Exercise description
Return the full listing exactly as it is written.

__________

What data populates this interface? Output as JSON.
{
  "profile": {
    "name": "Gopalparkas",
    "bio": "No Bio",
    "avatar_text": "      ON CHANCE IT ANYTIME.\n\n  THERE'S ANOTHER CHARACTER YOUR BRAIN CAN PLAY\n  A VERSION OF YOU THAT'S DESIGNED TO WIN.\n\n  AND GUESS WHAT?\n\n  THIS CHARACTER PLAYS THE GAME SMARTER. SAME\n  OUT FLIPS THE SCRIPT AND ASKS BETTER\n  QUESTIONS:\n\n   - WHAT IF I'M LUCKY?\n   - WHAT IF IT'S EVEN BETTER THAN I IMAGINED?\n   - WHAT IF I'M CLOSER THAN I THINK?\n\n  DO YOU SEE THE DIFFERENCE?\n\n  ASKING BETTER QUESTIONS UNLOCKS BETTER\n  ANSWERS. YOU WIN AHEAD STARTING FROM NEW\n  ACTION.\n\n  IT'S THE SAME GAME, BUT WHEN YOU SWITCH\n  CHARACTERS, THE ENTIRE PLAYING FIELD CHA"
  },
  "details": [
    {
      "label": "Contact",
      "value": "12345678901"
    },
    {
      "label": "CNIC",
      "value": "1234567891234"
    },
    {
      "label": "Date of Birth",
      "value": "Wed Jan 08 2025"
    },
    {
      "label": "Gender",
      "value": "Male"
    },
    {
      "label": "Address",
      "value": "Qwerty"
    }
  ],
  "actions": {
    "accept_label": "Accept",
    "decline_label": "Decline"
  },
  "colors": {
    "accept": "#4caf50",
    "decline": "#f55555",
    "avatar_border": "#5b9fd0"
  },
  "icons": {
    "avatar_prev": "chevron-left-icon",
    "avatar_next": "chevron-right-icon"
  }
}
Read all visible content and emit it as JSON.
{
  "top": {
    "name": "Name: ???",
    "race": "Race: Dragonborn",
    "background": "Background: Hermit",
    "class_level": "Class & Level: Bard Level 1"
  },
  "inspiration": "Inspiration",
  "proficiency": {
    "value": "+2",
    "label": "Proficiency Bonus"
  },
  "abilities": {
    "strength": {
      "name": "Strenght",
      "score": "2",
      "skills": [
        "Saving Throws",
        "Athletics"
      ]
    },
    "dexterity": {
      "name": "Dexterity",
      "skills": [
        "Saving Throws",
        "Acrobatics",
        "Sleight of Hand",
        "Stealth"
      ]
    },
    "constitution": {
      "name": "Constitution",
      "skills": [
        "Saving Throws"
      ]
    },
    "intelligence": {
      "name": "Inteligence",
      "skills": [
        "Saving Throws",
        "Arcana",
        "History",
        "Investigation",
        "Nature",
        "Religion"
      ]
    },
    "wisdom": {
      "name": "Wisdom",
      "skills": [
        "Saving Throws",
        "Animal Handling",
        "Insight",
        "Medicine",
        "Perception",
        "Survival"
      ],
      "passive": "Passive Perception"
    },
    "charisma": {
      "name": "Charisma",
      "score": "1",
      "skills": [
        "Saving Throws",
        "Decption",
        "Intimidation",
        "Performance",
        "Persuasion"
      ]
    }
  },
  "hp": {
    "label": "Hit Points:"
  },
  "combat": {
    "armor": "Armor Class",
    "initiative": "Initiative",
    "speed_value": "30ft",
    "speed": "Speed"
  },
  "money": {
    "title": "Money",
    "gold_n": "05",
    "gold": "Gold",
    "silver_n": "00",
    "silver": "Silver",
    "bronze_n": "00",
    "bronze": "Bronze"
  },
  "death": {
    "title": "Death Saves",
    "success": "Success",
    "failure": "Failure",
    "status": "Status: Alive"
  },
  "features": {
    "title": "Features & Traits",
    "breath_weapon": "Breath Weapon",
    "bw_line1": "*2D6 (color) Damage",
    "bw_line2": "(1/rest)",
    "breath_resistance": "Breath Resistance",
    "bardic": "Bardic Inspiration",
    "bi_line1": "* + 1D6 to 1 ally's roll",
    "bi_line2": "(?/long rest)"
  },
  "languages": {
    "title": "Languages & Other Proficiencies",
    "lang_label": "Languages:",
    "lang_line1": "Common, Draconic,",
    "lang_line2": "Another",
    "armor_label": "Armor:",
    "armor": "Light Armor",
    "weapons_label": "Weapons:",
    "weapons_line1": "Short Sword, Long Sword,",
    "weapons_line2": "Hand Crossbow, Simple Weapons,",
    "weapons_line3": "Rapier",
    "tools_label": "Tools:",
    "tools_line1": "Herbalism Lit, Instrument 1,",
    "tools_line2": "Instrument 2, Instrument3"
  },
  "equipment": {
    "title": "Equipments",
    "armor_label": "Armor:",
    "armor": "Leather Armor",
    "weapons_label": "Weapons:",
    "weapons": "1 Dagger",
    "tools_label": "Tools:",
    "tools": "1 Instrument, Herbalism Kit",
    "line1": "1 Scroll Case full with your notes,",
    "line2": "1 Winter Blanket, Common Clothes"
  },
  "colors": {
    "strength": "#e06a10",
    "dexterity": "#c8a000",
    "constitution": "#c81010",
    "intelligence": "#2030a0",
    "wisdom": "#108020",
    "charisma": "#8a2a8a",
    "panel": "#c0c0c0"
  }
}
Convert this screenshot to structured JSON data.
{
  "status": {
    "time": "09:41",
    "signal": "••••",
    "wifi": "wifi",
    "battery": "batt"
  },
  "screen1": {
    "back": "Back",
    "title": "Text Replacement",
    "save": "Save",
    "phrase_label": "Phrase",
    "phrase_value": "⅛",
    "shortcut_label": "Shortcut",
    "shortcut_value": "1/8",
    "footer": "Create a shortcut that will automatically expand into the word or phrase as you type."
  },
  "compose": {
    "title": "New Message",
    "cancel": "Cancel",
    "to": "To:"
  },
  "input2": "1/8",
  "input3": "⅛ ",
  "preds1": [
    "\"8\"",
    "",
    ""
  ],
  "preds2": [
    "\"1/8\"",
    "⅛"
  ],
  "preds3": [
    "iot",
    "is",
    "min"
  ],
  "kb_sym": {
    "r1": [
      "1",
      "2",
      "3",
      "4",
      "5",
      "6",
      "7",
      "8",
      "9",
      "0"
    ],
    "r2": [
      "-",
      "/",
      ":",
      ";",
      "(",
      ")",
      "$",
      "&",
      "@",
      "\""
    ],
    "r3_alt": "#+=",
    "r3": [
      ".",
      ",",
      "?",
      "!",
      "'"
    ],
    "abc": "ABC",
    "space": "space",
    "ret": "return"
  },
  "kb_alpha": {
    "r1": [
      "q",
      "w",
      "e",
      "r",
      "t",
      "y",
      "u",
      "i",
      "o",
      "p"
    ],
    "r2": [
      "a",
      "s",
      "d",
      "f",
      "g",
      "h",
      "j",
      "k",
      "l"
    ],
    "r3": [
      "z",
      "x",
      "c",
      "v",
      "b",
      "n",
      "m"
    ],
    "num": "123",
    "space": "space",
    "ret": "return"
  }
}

__________

Reply to the exercise
What data populates this interface? Output as JSON.
{
  "profile": {
    "name": "Gopalparkas",
    "bio": "No Bio",
    "avatar_text": "      ON CHANCE IT ANYTIME.\n\n  THERE'S ANOTHER CHARACTER YOUR BRAIN CAN PLAY\n  A VERSION OF YOU THAT'S DESIGNED TO WIN.\n\n  AND GUESS WHAT?\n\n  THIS CHARACTER PLAYS THE GAME SMARTER. SAME\n  OUT FLIPS THE SCRIPT AND ASKS BETTER\n  QUESTIONS:\n\n   - WHAT IF I'M LUCKY?\n   - WHAT IF IT'S EVEN BETTER THAN I IMAGINED?\n   - WHAT IF I'M CLOSER THAN I THINK?\n\n  DO YOU SEE THE DIFFERENCE?\n\n  ASKING BETTER QUESTIONS UNLOCKS BETTER\n  ANSWERS. YOU WIN AHEAD STARTING FROM NEW\n  ACTION.\n\n  IT'S THE SAME GAME, BUT WHEN YOU SWITCH\n  CHARACTERS, THE ENTIRE PLAYING FIELD CHA"
  },
  "details": [
    {
      "label": "Contact",
      "value": "12345678901"
    },
    {
      "label": "CNIC",
      "value": "1234567891234"
    },
    {
      "label": "Date of Birth",
      "value": "Wed Jan 08 2025"
    },
    {
      "label": "Gender",
      "value": "Male"
    },
    {
      "label": "Address",
      "value": "Qwerty"
    }
  ],
  "actions": {
    "accept_label": "Accept",
    "decline_label": "Decline"
  },
  "colors": {
    "accept": "#4caf50",
    "decline": "#f55555",
    "avatar_border": "#5b9fd0"
  },
  "icons": {
    "avatar_prev": "chevron-left-icon",
    "avatar_next": "chevron-right-icon"
  }
}
Read all visible content and emit it as JSON.
{
  "top": {
    "name": "Name: ???",
    "race": "Race: Dragonborn",
    "background": "Background: Hermit",
    "class_level": "Class & Level: Bard Level 1"
  },
  "inspiration": "Inspiration",
  "proficiency": {
    "value": "+2",
    "label": "Proficiency Bonus"
  },
  "abilities": {
    "strength": {
      "name": "Strenght",
      "score": "2",
      "skills": [
        "Saving Throws",
        "Athletics"
      ]
    },
    "dexterity": {
      "name": "Dexterity",
      "skills": [
        "Saving Throws",
        "Acrobatics",
        "Sleight of Hand",
        "Stealth"
      ]
    },
    "constitution": {
      "name": "Constitution",
      "skills": [
        "Saving Throws"
      ]
    },
    "intelligence": {
      "name": "Inteligence",
      "skills": [
        "Saving Throws",
        "Arcana",
        "History",
        "Investigation",
        "Nature",
        "Religion"
      ]
    },
    "wisdom": {
      "name": "Wisdom",
      "skills": [
        "Saving Throws",
        "Animal Handling",
        "Insight",
        "Medicine",
        "Perception",
        "Survival"
      ],
      "passive": "Passive Perception"
    },
    "charisma": {
      "name": "Charisma",
      "score": "1",
      "skills": [
        "Saving Throws",
        "Decption",
        "Intimidation",
        "Performance",
        "Persuasion"
      ]
    }
  },
  "hp": {
    "label": "Hit Points:"
  },
  "combat": {
    "armor": "Armor Class",
    "initiative": "Initiative",
    "speed_value": "30ft",
    "speed": "Speed"
  },
  "money": {
    "title": "Money",
    "gold_n": "05",
    "gold": "Gold",
    "silver_n": "00",
    "silver": "Silver",
    "bronze_n": "00",
    "bronze": "Bronze"
  },
  "death": {
    "title": "Death Saves",
    "success": "Success",
    "failure": "Failure",
    "status": "Status: Alive"
  },
  "features": {
    "title": "Features & Traits",
    "breath_weapon": "Breath Weapon",
    "bw_line1": "*2D6 (color) Damage",
    "bw_line2": "(1/rest)",
    "breath_resistance": "Breath Resistance",
    "bardic": "Bardic Inspiration",
    "bi_line1": "* + 1D6 to 1 ally's roll",
    "bi_line2": "(?/long rest)"
  },
  "languages": {
    "title": "Languages & Other Proficiencies",
    "lang_label": "Languages:",
    "lang_line1": "Common, Draconic,",
    "lang_line2": "Another",
    "armor_label": "Armor:",
    "armor": "Light Armor",
    "weapons_label": "Weapons:",
    "weapons_line1": "Short Sword, Long Sword,",
    "weapons_line2": "Hand Crossbow, Simple Weapons,",
    "weapons_line3": "Rapier",
    "tools_label": "Tools:",
    "tools_line1": "Herbalism Lit, Instrument 1,",
    "tools_line2": "Instrument 2, Instrument3"
  },
  "equipment": {
    "title": "Equipments",
    "armor_label": "Armor:",
    "armor": "Leather Armor",
    "weapons_label": "Weapons:",
    "weapons": "1 Dagger",
    "tools_label": "Tools:",
    "tools": "1 Instrument, Herbalism Kit",
    "line1": "1 Scroll Case full with your notes,",
    "line2": "1 Winter Blanket, Common Clothes"
  },
  "colors": {
    "strength": "#e06a10",
    "dexterity": "#c8a000",
    "constitution": "#c81010",
    "intelligence": "#2030a0",
    "wisdom": "#108020",
    "charisma": "#8a2a8a",
    "panel": "#c0c0c0"
  }
}
Convert this screenshot to structured JSON data.
{
  "status": {
    "time": "09:41",
    "signal": "••••",
    "wifi": "wifi",
    "battery": "batt"
  },
  "screen1": {
    "back": "Back",
    "title": "Text Replacement",
    "save": "Save",
    "phrase_label": "Phrase",
    "phrase_value": "⅛",
    "shortcut_label": "Shortcut",
    "shortcut_value": "1/8",
    "footer": "Create a shortcut that will automatically expand into the word or phrase as you type."
  },
  "compose": {
    "title": "New Message",
    "cancel": "Cancel",
    "to": "To:"
  },
  "input2": "1/8",
  "input3": "⅛ ",
  "preds1": [
    "\"8\"",
    "",
    ""
  ],
  "preds2": [
    "\"1/8\"",
    "⅛"
  ],
  "preds3": [
    "iot",
    "is",
    "min"
  ],
  "kb_sym": {
    "r1": [
      "1",
      "2",
      "3",
      "4",
      "5",
      "6",
      "7",
      "8",
      "9",
      "0"
    ],
    "r2": [
      "-",
      "/",
      ":",
      ";",
      "(",
      ")",
      "$",
      "&",
      "@",
      "\""
    ],
    "r3_alt": "#+=",
    "r3": [
      ".",
      ",",
      "?",
      "!",
      "'"
    ],
    "abc": "ABC",
    "space": "space",
    "ret": "return"
  },
  "kb_alpha": {
    "r1": [
      "q",
      "w",
      "e",
      "r",
      "t",
      "y",
      "u",
      "i",
      "o",
      "p"
    ],
    "r2": [
      "a",
      "s",
      "d",
      "f",
      "g",
      "h",
      "j",
      "k",
      "l"
    ],
    "r3": [
      "z",
      "x",
      "c",
      "v",
      "b",
      "n",
      "m"
    ],
    "num": "123",
    "space": "space",
    "ret": "return"
  }
}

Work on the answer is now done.